Review the lines that follow and copy each one that contains the word "name".
= = = =
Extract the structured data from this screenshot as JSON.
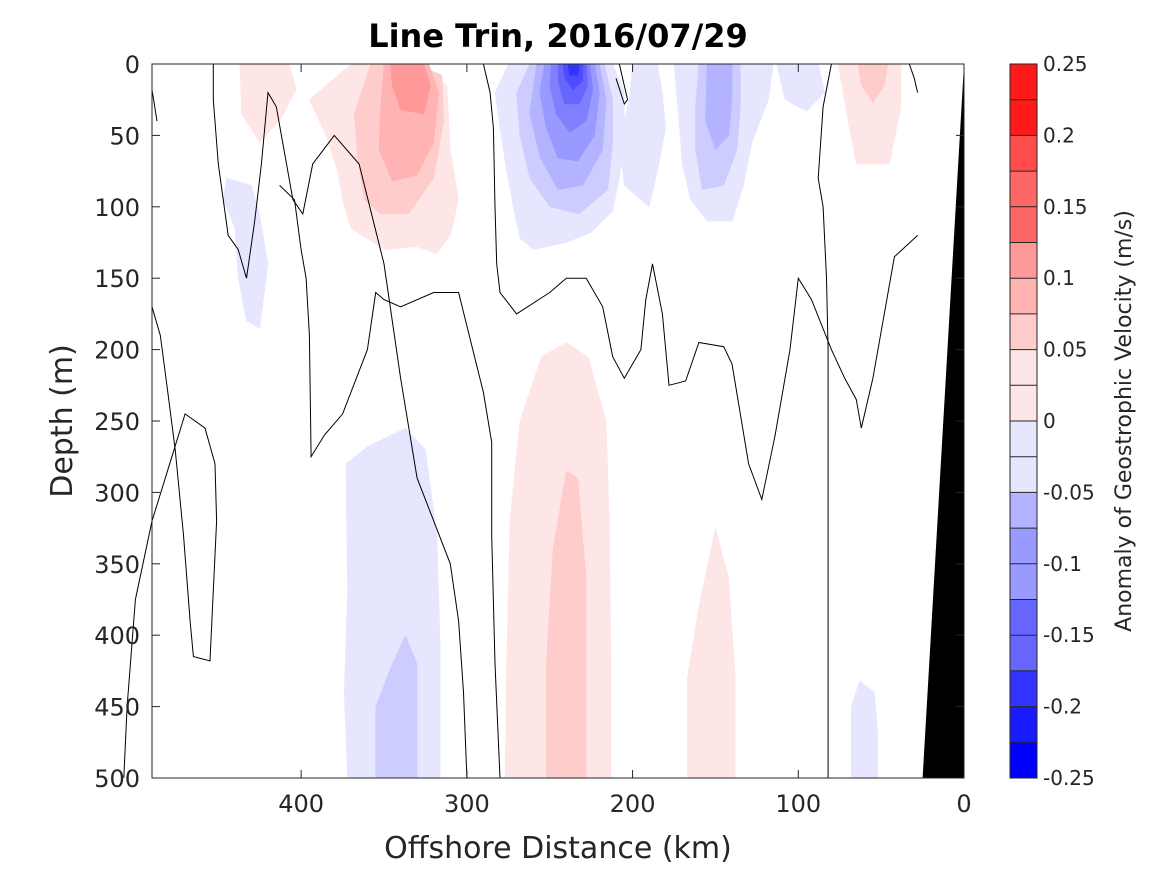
{
  "chart_data": {
    "type": "contourf",
    "title": "Line Trin, 2016/07/29",
    "xlabel": "Offshore Distance (km)",
    "ylabel": "Depth (m)",
    "x_reversed": true,
    "y_reversed": true,
    "xlim": [
      0,
      490
    ],
    "ylim": [
      0,
      500
    ],
    "xticks": [
      400,
      300,
      200,
      100,
      0
    ],
    "yticks": [
      0,
      50,
      100,
      150,
      200,
      250,
      300,
      350,
      400,
      450,
      500
    ],
    "colorbar": {
      "label": "Anomaly of Geostrophic Velocity (m/s)",
      "range": [
        -0.25,
        0.25
      ],
      "ticks": [
        0.25,
        0.2,
        0.15,
        0.1,
        0.05,
        0,
        -0.05,
        -0.1,
        -0.15,
        -0.2,
        -0.25
      ],
      "levels": [
        0.25,
        0.225,
        0.2,
        0.175,
        0.15,
        0.125,
        0.1,
        0.075,
        0.05,
        0.025,
        0,
        -0.025,
        -0.05,
        -0.075,
        -0.1,
        -0.125,
        -0.15,
        -0.175,
        -0.2,
        -0.225,
        -0.25
      ],
      "colors": [
        "#ff0000",
        "#ff1a1a",
        "#ff3333",
        "#ff4d4d",
        "#ff6666",
        "#ff8080",
        "#ff9999",
        "#ffb3b3",
        "#ffcccc",
        "#ffe6e6",
        "#ffffff",
        "#e6e6ff",
        "#ccccff",
        "#b3b3ff",
        "#9999ff",
        "#8080ff",
        "#6666ff",
        "#4d4dff",
        "#3333ff",
        "#1a1aff",
        "#0000ff"
      ]
    },
    "features": [
      {
        "kind": "positive_core",
        "x_center_km": 335,
        "depth_range_m": [
          0,
          135
        ],
        "peak_value": 0.1
      },
      {
        "kind": "positive",
        "x_center_km": 430,
        "depth_range_m": [
          0,
          50
        ],
        "peak_value": 0.05
      },
      {
        "kind": "positive",
        "x_center_km": 55,
        "depth_range_m": [
          0,
          70
        ],
        "peak_value": 0.05
      },
      {
        "kind": "negative_core",
        "x_center_km": 235,
        "depth_range_m": [
          0,
          130
        ],
        "peak_value": -0.2
      },
      {
        "kind": "negative",
        "x_center_km": 150,
        "depth_range_m": [
          0,
          110
        ],
        "peak_value": -0.075
      },
      {
        "kind": "negative",
        "x_center_km": 195,
        "depth_range_m": [
          0,
          100
        ],
        "peak_value": -0.025
      },
      {
        "kind": "negative",
        "x_center_km": 430,
        "depth_range_m": [
          80,
          185
        ],
        "peak_value": -0.025
      },
      {
        "kind": "negative",
        "x_center_km": 100,
        "depth_range_m": [
          0,
          35
        ],
        "peak_value": -0.025
      },
      {
        "kind": "negative",
        "x_center_km": 340,
        "depth_range_m": [
          250,
          500
        ],
        "peak_value": -0.05
      },
      {
        "kind": "positive",
        "x_center_km": 240,
        "depth_range_m": [
          195,
          500
        ],
        "peak_value": 0.05
      },
      {
        "kind": "positive",
        "x_center_km": 150,
        "depth_range_m": [
          320,
          500
        ],
        "peak_value": 0.025
      },
      {
        "kind": "negative",
        "x_center_km": 55,
        "depth_range_m": [
          430,
          500
        ],
        "peak_value": -0.025
      }
    ],
    "bathymetry_color": "#000000"
  }
}
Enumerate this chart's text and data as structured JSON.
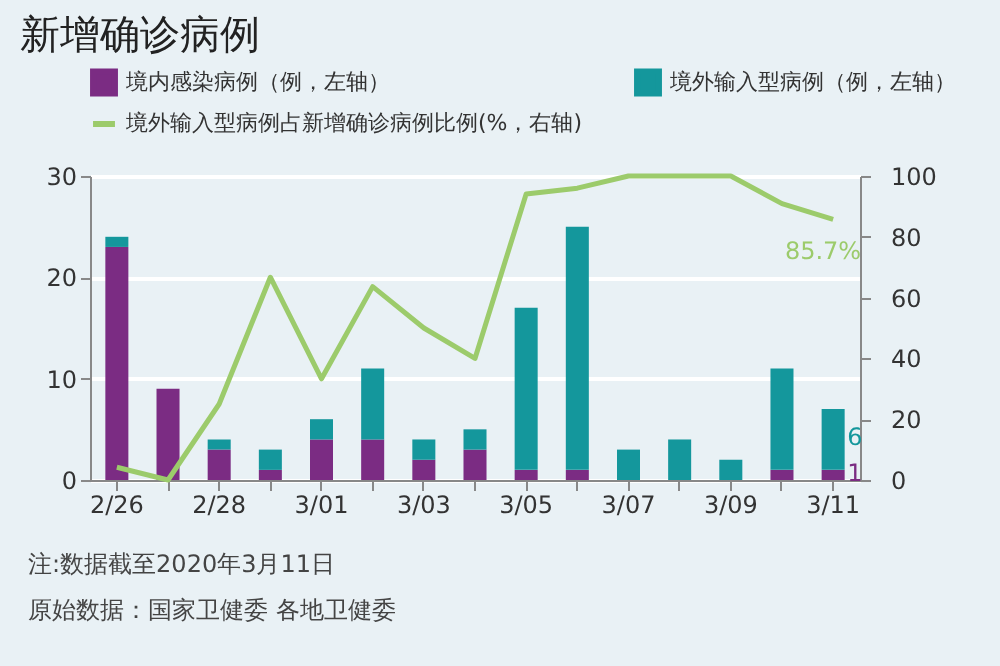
{
  "chart_data": {
    "type": "bar",
    "title": "新增确诊病例",
    "categories": [
      "2/26",
      null,
      "2/28",
      null,
      "3/01",
      null,
      "3/03",
      null,
      "3/05",
      null,
      "3/07",
      null,
      "3/09",
      null,
      "3/11"
    ],
    "stacked": true,
    "series": [
      {
        "name": "境内感染病例（例，左轴）",
        "color": "#7b2c83",
        "values": [
          23,
          9,
          3,
          1,
          4,
          4,
          2,
          3,
          1,
          1,
          0,
          0,
          0,
          1,
          1
        ],
        "value_labels": [
          null,
          null,
          null,
          null,
          null,
          null,
          null,
          null,
          null,
          null,
          null,
          null,
          null,
          null,
          "1"
        ]
      },
      {
        "name": "境外输入型病例（例，左轴）",
        "color": "#14979c",
        "values": [
          1,
          0,
          1,
          2,
          2,
          7,
          2,
          2,
          16,
          24,
          3,
          4,
          2,
          10,
          6
        ],
        "value_labels": [
          null,
          null,
          null,
          null,
          null,
          null,
          null,
          null,
          null,
          null,
          null,
          null,
          null,
          null,
          "6"
        ]
      },
      {
        "name": "境外输入型病例占新增确诊病例比例(%，右轴)",
        "type": "line",
        "axis": "y2",
        "color": "#9ccb6b",
        "values": [
          4.2,
          0,
          25,
          66.7,
          33.3,
          63.6,
          50,
          40,
          94.1,
          96,
          100,
          100,
          100,
          90.9,
          85.7
        ],
        "value_labels": [
          null,
          null,
          null,
          null,
          null,
          null,
          null,
          null,
          null,
          null,
          null,
          null,
          null,
          null,
          "85.7%"
        ]
      }
    ],
    "ylim": [
      0,
      30
    ],
    "yticks": [
      0,
      10,
      20,
      30
    ],
    "y2lim": [
      0,
      100
    ],
    "y2ticks": [
      0,
      20,
      40,
      60,
      80,
      100
    ],
    "grid": "y",
    "legend": "top",
    "marker": "none",
    "line_style": "solid",
    "annotations": [
      "注:数据截至2020年3月11日",
      "原始数据：国家卫健委 各地卫健委"
    ]
  }
}
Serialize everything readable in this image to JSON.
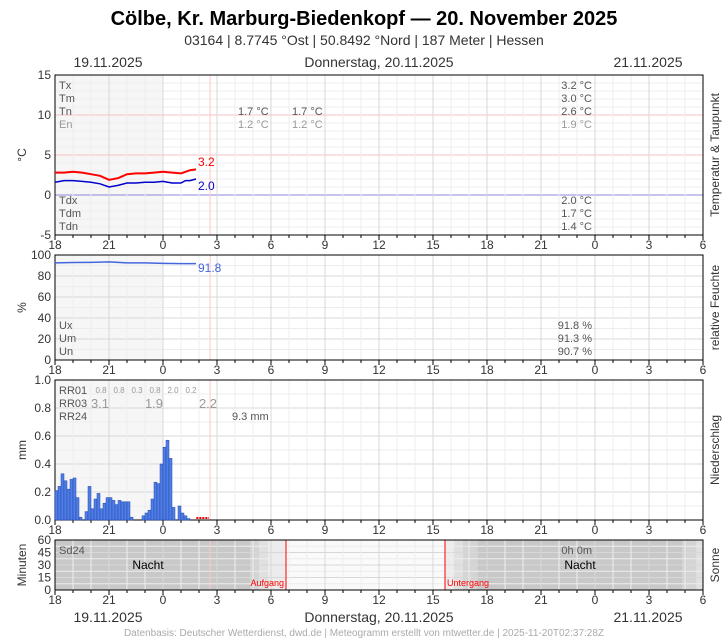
{
  "header": {
    "title": "Cölbe, Kr. Marburg-Biedenkopf  —  20. November 2025",
    "subtitle": "03164  |  8.7745 °Ost  |  50.8492 °Nord  |  187 Meter  |  Hessen"
  },
  "dates": {
    "left": "19.11.2025",
    "center": "Donnerstag, 20.11.2025",
    "right": "21.11.2025"
  },
  "footer": "Datenbasis: Deutscher Wetterdienst, dwd.de | Meteogramm erstellt von mtwetter.de | 2025-11-20T02:37:28Z",
  "x_ticks": [
    "18",
    "21",
    "0",
    "3",
    "6",
    "9",
    "12",
    "15",
    "18",
    "21",
    "0",
    "3",
    "6"
  ],
  "current_time": "02:37",
  "colors": {
    "temp": "#ff0000",
    "dew": "#0000cc",
    "humidity": "#4466dd",
    "precip": "#4f7fe6",
    "forecast": "#ff0000"
  },
  "temp": {
    "ylabel": "°C",
    "side": "Temperatur & Taupunkt",
    "yticks": [
      "15",
      "10",
      "5",
      "0",
      "-5"
    ],
    "stats_left": [
      "Tx",
      "Tm",
      "Tn",
      "En"
    ],
    "stats_left2": [
      "Tdx",
      "Tdm",
      "Tdn"
    ],
    "tn_values": [
      "1.7 °C",
      "1.7 °C"
    ],
    "en_values": [
      "1.2 °C",
      "1.2 °C"
    ],
    "right_values": [
      "3.2 °C",
      "3.0 °C",
      "2.6 °C",
      "1.9 °C"
    ],
    "right_dew": [
      "2.0 °C",
      "1.7 °C",
      "1.4 °C"
    ],
    "last_temp": "3.2",
    "last_dew": "2.0"
  },
  "humidity": {
    "ylabel": "%",
    "side": "relative Feuchte",
    "yticks": [
      "100",
      "80",
      "60",
      "40",
      "20",
      "0"
    ],
    "labels": [
      "Ux",
      "Um",
      "Un"
    ],
    "values": [
      "91.8 %",
      "91.3 %",
      "90.7 %"
    ],
    "last": "91.8"
  },
  "precip": {
    "ylabel": "mm",
    "side": "Niederschlag",
    "yticks": [
      "1.0",
      "0.8",
      "0.6",
      "0.4",
      "0.2",
      "0.0"
    ],
    "labels": [
      "RR01",
      "RR03",
      "RR24"
    ],
    "rr01": [
      "0.8",
      "0.8",
      "0.3",
      "0.8",
      "2.0",
      "0.2"
    ],
    "rr03": [
      "3.1",
      "1.9",
      "2.2"
    ],
    "rr24": "9.3 mm"
  },
  "sun": {
    "ylabel": "Minuten",
    "side": "Sonne",
    "yticks": [
      "60",
      "45",
      "30",
      "15",
      "0"
    ],
    "label": "Sd24",
    "value": "0h 0m",
    "night": "Nacht",
    "sunrise": "Aufgang",
    "sunset": "Untergang",
    "sunrise_time": "06:50",
    "sunset_time": "15:40"
  },
  "chart_data": [
    {
      "type": "line",
      "title": "",
      "xlabel": "",
      "ylabel": "°C",
      "ylim": [
        -5,
        15
      ],
      "grid": true,
      "x": [
        "18:00",
        "18:30",
        "19:00",
        "19:30",
        "20:00",
        "20:30",
        "21:00",
        "21:30",
        "22:00",
        "22:30",
        "23:00",
        "23:30",
        "00:00",
        "00:30",
        "01:00",
        "01:15",
        "01:30",
        "01:50"
      ],
      "series": [
        {
          "name": "Tx",
          "values": [
            2.8,
            2.8,
            2.9,
            2.8,
            2.6,
            2.4,
            1.9,
            2.1,
            2.6,
            2.7,
            2.7,
            2.8,
            2.9,
            2.8,
            2.7,
            2.9,
            3.1,
            3.2
          ]
        },
        {
          "name": "Td",
          "values": [
            1.6,
            1.8,
            1.8,
            1.7,
            1.6,
            1.4,
            1.0,
            1.2,
            1.5,
            1.5,
            1.6,
            1.6,
            1.7,
            1.5,
            1.5,
            1.8,
            1.8,
            2.0
          ]
        }
      ]
    },
    {
      "type": "line",
      "ylabel": "%",
      "ylim": [
        0,
        100
      ],
      "grid": true,
      "x": [
        "18:00",
        "19:00",
        "20:00",
        "21:00",
        "22:00",
        "23:00",
        "00:00",
        "01:00",
        "01:50"
      ],
      "series": [
        {
          "values": [
            92.5,
            92.8,
            93,
            93.5,
            92.5,
            92.5,
            92,
            91.8,
            91.8
          ]
        }
      ]
    },
    {
      "type": "bar",
      "ylabel": "mm",
      "ylim": [
        0,
        1.0
      ],
      "interval_minutes": 10,
      "start": "18:00",
      "values": [
        0.21,
        0.24,
        0.33,
        0.28,
        0.22,
        0.29,
        0.3,
        0.16,
        0.02,
        0,
        0.06,
        0.24,
        0.08,
        0.15,
        0.19,
        0.08,
        0.12,
        0.16,
        0.16,
        0.14,
        0.11,
        0.14,
        0.13,
        0.13,
        0.13,
        0.02,
        0,
        0,
        0,
        0.03,
        0.05,
        0.07,
        0.15,
        0.27,
        0.26,
        0.4,
        0.52,
        0.57,
        0.44,
        0.09,
        0,
        0.1,
        0.05,
        0.03,
        0.01
      ]
    }
  ]
}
= = = =
TASK RESULT:
        "name": "境内感染病例（例，左轴）",
        "name": "境外输入型病例（例，左轴）",
        "name": "境外输入型病例占新增确诊病例比例(%，右轴)",
          "name": "Tx",
          "name": "Td",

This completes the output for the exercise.